● PROBLEM DESCRIPTION
In the listing below, pick out lines with "this".
>> start
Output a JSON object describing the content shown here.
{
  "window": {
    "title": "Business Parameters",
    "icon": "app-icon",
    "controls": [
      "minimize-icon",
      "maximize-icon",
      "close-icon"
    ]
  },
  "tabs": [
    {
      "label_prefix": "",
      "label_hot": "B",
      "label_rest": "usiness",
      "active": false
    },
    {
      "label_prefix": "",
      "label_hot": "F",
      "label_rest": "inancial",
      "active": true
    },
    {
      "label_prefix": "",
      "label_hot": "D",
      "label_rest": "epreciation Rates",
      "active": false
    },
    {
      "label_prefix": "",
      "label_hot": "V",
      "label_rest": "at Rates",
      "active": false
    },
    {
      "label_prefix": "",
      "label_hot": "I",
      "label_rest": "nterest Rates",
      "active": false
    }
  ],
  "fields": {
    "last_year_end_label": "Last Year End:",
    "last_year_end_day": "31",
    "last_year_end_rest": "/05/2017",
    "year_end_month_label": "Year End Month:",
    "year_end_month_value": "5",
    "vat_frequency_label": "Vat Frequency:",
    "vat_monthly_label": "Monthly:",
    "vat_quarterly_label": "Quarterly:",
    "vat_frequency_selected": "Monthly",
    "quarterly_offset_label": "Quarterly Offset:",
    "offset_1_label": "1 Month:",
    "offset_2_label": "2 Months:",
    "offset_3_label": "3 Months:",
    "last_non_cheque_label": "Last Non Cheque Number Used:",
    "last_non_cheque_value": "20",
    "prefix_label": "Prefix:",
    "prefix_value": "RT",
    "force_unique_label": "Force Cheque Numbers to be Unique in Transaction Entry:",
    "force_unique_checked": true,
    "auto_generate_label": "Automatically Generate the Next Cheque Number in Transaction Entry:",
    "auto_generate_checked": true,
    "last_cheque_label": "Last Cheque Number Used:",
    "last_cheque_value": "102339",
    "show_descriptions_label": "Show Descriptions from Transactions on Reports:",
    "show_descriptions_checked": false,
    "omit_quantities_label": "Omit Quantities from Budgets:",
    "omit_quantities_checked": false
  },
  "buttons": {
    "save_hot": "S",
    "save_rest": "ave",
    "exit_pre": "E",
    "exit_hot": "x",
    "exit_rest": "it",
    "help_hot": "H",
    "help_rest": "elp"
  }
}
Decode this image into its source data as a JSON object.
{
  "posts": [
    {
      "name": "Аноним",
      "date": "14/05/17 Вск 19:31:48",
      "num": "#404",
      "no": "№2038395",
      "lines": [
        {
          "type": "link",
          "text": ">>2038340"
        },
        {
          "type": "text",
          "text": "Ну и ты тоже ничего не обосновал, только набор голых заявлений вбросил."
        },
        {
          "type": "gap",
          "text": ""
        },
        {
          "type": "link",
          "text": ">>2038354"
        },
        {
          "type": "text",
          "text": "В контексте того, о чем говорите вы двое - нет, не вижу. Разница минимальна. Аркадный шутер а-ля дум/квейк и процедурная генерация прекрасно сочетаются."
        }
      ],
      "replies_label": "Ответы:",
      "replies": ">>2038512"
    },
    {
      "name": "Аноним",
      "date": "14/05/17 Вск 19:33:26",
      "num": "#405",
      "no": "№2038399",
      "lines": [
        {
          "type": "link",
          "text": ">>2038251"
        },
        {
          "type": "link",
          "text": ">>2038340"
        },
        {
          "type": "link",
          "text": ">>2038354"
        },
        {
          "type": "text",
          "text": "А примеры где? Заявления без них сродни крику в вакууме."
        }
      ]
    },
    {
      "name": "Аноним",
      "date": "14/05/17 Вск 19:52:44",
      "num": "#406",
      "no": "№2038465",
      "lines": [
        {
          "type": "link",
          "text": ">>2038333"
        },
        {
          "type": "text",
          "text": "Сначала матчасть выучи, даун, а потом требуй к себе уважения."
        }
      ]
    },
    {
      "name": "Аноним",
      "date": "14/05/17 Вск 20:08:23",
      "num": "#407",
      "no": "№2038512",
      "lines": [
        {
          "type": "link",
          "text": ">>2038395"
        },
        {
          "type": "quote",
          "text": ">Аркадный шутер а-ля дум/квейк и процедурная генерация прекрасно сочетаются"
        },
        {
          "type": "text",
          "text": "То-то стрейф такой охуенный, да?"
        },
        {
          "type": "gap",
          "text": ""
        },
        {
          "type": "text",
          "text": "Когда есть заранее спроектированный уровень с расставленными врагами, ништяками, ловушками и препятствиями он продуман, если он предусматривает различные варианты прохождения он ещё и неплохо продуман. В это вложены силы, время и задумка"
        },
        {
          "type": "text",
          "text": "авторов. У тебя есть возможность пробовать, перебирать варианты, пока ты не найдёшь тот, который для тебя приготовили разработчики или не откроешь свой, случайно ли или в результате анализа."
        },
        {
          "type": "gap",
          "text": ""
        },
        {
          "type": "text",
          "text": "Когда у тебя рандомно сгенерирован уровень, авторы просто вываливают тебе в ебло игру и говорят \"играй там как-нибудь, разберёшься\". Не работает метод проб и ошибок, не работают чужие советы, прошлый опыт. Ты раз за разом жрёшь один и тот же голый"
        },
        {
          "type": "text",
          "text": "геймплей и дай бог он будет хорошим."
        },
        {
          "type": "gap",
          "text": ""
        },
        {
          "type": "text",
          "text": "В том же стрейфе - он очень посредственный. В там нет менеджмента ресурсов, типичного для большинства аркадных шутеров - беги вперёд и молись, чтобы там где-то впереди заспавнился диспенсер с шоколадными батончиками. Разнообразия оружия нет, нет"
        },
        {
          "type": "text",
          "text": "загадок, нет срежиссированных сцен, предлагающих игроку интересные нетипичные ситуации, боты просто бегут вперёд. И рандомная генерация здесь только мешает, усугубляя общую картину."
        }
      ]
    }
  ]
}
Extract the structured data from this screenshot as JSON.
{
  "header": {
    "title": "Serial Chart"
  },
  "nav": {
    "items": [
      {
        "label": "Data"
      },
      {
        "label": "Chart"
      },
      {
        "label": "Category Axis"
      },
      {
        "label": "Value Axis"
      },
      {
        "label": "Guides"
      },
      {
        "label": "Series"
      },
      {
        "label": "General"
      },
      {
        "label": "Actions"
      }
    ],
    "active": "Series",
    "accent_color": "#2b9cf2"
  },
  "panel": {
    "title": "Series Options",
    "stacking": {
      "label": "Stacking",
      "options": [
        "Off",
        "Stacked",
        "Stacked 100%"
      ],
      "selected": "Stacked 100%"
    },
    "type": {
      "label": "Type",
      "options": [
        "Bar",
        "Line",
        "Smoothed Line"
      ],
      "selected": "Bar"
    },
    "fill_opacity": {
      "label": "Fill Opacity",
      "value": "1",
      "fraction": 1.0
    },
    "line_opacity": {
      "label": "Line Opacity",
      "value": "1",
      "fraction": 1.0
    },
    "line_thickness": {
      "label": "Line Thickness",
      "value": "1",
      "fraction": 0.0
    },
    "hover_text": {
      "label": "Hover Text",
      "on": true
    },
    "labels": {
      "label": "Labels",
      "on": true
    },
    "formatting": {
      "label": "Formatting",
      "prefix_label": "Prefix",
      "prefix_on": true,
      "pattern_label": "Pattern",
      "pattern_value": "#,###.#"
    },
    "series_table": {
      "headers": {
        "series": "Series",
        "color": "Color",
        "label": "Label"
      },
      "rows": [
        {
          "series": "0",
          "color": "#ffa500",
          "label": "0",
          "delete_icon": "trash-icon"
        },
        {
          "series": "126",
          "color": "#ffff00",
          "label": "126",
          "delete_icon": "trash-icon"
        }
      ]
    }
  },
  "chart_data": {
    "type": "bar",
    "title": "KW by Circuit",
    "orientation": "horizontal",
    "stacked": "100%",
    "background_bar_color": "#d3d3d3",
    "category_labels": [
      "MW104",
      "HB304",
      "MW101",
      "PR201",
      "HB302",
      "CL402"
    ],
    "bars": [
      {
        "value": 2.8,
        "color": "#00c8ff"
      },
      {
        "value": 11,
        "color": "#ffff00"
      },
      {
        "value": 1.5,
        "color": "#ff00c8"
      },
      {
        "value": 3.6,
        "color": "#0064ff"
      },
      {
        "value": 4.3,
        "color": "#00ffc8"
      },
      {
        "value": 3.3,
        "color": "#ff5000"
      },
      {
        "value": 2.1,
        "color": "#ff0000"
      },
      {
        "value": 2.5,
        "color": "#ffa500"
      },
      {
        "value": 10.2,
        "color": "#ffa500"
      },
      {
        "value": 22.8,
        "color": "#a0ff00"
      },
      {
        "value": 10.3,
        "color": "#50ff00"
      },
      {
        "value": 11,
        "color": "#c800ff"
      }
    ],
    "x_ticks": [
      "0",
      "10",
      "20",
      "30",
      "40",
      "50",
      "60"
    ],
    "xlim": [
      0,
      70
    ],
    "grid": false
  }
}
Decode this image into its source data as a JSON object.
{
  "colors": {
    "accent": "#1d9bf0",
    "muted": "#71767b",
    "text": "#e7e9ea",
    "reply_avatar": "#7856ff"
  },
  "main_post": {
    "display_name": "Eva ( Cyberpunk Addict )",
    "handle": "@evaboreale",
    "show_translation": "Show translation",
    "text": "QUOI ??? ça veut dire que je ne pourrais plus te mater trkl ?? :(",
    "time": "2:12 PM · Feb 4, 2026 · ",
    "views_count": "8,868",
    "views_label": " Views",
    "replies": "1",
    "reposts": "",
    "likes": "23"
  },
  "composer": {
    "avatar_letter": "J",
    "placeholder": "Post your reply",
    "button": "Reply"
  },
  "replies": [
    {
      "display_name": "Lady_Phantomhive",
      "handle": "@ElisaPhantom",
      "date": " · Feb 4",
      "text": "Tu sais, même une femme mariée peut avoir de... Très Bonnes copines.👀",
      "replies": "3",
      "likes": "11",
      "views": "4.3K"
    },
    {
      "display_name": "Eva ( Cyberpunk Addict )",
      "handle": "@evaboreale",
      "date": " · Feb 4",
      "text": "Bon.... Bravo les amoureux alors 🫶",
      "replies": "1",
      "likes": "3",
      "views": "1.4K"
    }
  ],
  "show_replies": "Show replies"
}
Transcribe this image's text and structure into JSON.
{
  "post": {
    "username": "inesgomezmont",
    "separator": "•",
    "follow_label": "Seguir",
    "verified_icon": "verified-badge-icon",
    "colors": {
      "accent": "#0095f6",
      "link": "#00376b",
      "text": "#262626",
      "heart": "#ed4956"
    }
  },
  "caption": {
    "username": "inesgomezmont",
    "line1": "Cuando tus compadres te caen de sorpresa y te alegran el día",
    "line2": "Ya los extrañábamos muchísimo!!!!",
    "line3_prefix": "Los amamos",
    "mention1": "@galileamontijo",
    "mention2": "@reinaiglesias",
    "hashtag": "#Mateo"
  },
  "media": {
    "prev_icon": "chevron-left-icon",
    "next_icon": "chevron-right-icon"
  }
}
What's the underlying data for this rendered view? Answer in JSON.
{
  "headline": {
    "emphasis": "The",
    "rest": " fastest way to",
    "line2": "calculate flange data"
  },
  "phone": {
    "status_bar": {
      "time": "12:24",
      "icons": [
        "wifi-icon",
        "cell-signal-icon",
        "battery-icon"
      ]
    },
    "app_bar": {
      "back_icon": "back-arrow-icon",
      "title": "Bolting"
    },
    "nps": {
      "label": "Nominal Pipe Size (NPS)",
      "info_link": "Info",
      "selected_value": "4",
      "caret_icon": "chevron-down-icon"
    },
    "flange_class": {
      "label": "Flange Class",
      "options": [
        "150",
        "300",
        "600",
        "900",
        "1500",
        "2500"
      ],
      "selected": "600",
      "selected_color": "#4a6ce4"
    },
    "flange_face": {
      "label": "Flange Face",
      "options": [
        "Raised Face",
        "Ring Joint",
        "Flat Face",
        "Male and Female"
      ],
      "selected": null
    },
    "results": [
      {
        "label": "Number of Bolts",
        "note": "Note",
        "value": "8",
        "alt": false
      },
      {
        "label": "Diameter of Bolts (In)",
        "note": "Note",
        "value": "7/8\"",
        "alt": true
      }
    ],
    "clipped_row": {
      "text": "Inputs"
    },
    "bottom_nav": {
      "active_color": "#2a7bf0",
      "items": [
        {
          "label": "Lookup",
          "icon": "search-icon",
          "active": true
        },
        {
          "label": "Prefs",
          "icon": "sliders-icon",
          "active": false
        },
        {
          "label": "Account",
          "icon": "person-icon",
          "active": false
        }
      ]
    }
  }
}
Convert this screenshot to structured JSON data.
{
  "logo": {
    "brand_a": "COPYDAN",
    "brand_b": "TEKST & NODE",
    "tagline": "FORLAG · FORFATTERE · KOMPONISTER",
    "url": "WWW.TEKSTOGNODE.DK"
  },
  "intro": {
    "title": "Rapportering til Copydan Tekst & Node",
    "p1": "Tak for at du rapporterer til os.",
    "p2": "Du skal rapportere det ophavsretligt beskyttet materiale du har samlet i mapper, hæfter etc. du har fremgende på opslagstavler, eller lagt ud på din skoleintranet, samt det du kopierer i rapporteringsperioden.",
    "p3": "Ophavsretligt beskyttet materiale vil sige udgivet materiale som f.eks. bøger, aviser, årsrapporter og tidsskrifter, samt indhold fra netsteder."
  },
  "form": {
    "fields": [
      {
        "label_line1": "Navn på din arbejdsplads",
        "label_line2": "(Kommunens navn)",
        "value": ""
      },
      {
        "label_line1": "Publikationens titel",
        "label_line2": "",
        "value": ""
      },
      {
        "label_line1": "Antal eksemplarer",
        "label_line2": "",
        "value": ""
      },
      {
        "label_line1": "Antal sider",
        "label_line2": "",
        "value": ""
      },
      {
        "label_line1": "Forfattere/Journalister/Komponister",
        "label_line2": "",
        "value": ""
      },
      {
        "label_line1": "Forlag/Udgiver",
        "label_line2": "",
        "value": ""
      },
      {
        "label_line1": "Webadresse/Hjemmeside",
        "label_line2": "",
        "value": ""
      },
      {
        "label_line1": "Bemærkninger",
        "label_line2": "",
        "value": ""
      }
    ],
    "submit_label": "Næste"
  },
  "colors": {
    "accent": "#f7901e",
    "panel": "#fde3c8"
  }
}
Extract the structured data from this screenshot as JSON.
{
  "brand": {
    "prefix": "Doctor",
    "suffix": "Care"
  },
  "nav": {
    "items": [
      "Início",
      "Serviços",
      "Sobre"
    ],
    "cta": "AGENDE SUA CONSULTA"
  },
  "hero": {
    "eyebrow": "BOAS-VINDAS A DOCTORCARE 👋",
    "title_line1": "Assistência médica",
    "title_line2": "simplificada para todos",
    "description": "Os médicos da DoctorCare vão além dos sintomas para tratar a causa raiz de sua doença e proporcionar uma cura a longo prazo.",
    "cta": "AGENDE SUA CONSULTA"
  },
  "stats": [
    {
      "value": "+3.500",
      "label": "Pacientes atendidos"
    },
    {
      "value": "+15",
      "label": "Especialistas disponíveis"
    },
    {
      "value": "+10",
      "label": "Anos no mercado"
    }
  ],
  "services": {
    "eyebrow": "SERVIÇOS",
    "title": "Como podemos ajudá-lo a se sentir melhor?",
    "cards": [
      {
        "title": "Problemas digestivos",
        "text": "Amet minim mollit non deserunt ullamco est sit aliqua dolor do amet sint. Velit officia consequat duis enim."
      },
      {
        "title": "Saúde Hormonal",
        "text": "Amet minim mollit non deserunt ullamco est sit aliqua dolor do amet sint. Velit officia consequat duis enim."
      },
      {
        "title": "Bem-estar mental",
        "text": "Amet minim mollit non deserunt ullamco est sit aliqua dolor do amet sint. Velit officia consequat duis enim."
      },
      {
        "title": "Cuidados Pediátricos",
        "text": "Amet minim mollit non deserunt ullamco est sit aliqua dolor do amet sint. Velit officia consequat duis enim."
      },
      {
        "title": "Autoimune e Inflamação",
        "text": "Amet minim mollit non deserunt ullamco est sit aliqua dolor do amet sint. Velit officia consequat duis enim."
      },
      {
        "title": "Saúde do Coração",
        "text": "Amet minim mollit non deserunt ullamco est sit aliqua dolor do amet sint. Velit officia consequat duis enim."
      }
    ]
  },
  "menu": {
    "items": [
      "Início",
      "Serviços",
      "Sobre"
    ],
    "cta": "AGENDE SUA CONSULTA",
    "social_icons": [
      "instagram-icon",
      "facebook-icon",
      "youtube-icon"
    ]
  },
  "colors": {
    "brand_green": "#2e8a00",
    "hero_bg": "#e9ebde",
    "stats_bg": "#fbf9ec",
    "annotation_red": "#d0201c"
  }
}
>> end
● ANSWER TO THE TASK
Decode this image into its source data as a JSON object.
Extract the structured data from this screenshot as JSON.
Decode this image into its source data as a JSON object.
Transcribe this image's text and structure into JSON.
What's the underlying data for this rendered view? Answer in JSON.
Convert this screenshot to structured JSON data.
Extract the structured data from this screenshot as JSON.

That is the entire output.